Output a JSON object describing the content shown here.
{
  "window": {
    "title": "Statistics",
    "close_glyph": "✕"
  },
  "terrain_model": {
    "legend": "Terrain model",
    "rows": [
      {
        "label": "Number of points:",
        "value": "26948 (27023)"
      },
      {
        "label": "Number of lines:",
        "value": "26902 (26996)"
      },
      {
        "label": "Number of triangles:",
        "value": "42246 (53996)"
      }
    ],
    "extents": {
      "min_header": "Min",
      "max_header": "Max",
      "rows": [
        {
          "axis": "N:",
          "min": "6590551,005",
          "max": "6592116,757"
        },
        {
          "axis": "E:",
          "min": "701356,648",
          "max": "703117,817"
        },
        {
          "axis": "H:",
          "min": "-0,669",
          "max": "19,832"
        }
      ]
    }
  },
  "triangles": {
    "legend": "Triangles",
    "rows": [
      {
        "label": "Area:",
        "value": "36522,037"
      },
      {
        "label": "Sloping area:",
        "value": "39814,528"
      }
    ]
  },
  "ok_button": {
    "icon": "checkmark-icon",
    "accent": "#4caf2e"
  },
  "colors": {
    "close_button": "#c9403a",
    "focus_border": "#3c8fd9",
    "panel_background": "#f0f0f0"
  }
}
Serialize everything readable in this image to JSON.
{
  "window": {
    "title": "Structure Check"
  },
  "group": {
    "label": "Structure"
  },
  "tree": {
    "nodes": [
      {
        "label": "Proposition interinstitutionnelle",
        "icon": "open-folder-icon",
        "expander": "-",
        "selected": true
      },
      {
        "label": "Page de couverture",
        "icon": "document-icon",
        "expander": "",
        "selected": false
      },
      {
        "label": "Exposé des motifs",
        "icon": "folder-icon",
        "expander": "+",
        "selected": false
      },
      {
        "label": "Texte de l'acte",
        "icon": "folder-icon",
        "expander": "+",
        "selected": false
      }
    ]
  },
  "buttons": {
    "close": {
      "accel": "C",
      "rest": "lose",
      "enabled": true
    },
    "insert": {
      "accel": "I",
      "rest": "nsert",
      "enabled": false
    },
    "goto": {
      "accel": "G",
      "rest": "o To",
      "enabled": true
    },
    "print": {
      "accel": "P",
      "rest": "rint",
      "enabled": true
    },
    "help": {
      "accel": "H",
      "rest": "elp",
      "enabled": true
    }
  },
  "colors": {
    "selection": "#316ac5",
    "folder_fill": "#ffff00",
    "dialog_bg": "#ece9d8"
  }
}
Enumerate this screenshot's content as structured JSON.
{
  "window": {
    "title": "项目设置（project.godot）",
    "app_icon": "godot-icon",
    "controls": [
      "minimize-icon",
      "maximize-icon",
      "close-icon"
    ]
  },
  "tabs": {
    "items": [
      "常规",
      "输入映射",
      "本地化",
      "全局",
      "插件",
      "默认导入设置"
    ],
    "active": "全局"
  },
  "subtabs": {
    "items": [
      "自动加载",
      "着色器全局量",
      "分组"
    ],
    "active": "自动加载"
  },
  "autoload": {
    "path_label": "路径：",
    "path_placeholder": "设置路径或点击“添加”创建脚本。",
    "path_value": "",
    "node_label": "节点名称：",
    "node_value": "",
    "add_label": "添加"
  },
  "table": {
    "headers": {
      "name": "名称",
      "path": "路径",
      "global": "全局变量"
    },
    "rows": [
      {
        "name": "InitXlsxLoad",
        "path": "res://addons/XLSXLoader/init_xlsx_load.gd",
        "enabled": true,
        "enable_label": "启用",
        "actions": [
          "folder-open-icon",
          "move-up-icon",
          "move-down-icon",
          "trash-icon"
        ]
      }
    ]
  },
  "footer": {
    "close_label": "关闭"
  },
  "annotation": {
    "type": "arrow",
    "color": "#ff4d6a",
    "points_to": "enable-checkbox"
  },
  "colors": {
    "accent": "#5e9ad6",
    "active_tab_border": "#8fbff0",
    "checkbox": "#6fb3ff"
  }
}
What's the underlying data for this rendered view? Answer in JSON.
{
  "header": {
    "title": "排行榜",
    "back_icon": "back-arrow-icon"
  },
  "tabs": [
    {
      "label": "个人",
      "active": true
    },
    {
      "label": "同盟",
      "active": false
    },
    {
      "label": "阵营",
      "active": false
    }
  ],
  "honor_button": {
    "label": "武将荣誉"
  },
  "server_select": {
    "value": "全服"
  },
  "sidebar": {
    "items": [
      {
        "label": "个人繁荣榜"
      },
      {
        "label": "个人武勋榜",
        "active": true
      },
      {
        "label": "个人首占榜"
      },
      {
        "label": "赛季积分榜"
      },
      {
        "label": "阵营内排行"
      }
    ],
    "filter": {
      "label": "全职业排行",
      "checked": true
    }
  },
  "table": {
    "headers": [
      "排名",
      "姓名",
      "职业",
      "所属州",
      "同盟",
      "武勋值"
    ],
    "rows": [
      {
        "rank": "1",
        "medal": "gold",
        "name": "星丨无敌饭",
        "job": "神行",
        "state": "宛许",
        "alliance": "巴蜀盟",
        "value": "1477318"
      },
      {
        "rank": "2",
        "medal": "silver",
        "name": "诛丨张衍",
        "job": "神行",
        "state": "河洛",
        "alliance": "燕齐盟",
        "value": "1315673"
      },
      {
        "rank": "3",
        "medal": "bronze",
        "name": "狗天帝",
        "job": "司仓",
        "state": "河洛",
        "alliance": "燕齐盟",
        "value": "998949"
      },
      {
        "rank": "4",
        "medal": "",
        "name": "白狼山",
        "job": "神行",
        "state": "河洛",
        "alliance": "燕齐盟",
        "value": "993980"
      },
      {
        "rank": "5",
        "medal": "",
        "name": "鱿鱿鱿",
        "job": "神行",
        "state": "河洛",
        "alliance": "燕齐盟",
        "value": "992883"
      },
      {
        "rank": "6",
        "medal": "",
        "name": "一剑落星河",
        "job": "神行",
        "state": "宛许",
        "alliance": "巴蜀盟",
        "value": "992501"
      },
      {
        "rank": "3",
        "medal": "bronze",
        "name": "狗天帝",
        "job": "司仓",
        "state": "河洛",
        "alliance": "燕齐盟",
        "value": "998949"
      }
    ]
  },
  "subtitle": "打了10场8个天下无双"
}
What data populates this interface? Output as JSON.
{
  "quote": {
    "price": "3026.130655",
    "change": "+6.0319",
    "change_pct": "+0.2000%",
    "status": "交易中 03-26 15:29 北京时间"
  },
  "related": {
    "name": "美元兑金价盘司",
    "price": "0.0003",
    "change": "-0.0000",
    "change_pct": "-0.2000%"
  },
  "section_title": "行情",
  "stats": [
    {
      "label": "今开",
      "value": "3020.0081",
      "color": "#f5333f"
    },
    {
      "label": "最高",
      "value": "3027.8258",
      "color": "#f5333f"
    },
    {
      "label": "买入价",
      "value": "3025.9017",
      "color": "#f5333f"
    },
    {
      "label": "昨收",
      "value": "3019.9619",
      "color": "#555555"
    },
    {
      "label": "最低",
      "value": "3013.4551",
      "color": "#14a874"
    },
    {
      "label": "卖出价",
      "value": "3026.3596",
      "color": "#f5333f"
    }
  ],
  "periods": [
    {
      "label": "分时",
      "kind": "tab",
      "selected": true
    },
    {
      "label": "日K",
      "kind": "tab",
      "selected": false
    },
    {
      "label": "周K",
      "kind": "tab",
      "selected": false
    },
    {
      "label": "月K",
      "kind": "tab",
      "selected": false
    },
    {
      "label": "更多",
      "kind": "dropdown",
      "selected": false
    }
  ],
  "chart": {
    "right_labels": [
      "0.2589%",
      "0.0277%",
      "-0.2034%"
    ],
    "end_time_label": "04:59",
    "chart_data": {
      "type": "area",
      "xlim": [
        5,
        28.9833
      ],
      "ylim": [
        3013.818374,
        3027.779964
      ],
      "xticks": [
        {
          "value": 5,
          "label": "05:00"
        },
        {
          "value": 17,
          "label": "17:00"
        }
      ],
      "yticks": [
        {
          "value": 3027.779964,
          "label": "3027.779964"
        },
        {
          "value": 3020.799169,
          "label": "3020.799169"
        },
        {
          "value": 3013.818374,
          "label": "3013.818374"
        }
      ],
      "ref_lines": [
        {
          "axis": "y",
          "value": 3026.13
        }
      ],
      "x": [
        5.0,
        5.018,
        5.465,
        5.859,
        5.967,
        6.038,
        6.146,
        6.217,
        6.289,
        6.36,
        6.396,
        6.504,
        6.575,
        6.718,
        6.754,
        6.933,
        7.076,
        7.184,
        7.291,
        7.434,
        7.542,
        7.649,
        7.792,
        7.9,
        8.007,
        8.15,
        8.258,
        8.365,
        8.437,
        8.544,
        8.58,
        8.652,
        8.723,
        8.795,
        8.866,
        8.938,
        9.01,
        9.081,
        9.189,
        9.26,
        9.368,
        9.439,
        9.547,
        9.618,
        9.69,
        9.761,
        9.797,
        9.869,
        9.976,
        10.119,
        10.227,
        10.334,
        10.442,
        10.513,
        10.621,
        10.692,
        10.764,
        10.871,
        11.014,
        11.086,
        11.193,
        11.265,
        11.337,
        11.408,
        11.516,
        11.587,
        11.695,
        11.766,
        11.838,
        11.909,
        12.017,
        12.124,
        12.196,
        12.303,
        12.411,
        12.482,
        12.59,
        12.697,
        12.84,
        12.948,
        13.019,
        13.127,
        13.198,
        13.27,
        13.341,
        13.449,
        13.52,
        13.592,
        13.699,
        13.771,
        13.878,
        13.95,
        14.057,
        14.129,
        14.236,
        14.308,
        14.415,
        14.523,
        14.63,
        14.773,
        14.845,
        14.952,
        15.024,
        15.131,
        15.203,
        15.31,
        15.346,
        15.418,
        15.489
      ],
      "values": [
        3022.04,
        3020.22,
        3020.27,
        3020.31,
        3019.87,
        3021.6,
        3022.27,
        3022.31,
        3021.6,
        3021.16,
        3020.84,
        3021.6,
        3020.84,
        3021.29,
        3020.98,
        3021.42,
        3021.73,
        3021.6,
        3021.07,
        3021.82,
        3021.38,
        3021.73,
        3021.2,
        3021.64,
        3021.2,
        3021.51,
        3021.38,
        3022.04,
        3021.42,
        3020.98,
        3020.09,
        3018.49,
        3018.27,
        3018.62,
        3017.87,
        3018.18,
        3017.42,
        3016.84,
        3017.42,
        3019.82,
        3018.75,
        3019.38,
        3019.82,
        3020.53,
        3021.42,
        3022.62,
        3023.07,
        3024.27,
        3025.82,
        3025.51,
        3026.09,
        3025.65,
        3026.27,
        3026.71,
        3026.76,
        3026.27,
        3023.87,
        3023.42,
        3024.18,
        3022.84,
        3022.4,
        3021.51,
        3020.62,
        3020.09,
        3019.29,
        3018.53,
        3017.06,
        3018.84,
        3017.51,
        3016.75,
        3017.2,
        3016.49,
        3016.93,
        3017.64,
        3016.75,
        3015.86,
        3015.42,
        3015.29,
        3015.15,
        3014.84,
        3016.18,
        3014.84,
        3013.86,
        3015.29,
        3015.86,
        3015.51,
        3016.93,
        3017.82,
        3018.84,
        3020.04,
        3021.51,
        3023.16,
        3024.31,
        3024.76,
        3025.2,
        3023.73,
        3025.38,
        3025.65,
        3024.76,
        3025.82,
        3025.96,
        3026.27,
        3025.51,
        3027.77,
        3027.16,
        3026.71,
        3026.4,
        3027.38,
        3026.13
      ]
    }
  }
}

▸ **Given request**: Extract from the data every line where "rank" shows up.

▸ **Result below**:
        "rank": "1",
        "rank": "2",
        "rank": "3",
        "rank": "4",
        "rank": "5",
        "rank": "6",
        "rank": "3",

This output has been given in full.